### Supplied data

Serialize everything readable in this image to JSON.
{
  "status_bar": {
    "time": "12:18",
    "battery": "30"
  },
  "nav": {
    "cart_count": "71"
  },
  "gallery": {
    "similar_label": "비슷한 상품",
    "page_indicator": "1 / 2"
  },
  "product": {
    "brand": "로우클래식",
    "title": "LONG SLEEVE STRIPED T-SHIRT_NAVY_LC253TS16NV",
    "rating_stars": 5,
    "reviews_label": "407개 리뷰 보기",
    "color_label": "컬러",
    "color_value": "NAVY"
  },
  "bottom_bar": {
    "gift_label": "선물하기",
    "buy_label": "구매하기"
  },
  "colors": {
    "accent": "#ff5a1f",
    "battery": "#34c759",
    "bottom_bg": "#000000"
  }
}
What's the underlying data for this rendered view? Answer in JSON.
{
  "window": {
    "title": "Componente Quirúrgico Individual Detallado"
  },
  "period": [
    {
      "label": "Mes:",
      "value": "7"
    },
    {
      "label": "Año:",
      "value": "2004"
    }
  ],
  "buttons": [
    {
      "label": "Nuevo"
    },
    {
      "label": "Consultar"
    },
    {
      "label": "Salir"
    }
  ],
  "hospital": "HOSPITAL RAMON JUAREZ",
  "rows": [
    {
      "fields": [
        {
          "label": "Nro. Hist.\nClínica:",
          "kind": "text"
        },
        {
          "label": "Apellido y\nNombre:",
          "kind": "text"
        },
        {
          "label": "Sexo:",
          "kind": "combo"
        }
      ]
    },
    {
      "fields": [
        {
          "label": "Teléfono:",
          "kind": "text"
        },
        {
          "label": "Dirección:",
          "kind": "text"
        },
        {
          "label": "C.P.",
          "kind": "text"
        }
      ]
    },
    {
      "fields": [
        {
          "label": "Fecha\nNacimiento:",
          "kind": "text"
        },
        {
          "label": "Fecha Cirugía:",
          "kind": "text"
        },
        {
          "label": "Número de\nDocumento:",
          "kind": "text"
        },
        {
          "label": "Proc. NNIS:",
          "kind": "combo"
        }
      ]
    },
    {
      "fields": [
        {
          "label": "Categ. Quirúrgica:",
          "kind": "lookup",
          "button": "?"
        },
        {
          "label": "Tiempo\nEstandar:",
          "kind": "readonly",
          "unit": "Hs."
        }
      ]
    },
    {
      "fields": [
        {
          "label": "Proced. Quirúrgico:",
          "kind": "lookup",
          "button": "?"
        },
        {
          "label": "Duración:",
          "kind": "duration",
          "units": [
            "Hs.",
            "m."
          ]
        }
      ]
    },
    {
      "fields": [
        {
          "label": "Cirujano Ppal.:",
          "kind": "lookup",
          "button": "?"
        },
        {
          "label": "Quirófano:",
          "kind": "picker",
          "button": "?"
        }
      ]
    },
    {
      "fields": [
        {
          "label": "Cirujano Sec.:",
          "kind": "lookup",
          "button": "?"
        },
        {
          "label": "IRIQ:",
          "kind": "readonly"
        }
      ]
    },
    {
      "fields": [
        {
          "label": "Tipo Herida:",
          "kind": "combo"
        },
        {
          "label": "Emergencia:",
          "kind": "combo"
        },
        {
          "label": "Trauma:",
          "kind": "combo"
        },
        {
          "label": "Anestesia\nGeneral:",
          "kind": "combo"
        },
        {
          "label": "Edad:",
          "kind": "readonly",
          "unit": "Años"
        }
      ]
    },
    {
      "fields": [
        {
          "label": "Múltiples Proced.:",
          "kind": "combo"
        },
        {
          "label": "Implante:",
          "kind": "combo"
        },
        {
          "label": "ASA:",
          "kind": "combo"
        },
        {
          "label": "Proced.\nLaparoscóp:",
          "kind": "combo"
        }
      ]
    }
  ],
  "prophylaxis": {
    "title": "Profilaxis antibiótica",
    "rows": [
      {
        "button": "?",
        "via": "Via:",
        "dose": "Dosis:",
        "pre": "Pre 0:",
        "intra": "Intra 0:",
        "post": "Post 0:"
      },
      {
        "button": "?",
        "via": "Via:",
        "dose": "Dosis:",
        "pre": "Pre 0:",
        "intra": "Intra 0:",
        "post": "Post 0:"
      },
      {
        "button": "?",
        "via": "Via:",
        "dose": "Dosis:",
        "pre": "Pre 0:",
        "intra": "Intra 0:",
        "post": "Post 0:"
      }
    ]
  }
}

### Short problem
Identify the lines in the entries that hold "Proced" and return each one.

### Reply to the exercise
          "label": "Proced. Quirúrgico:",
          "label": "Múltiples Proced.:",
          "label": "Proced.\nLaparoscóp:",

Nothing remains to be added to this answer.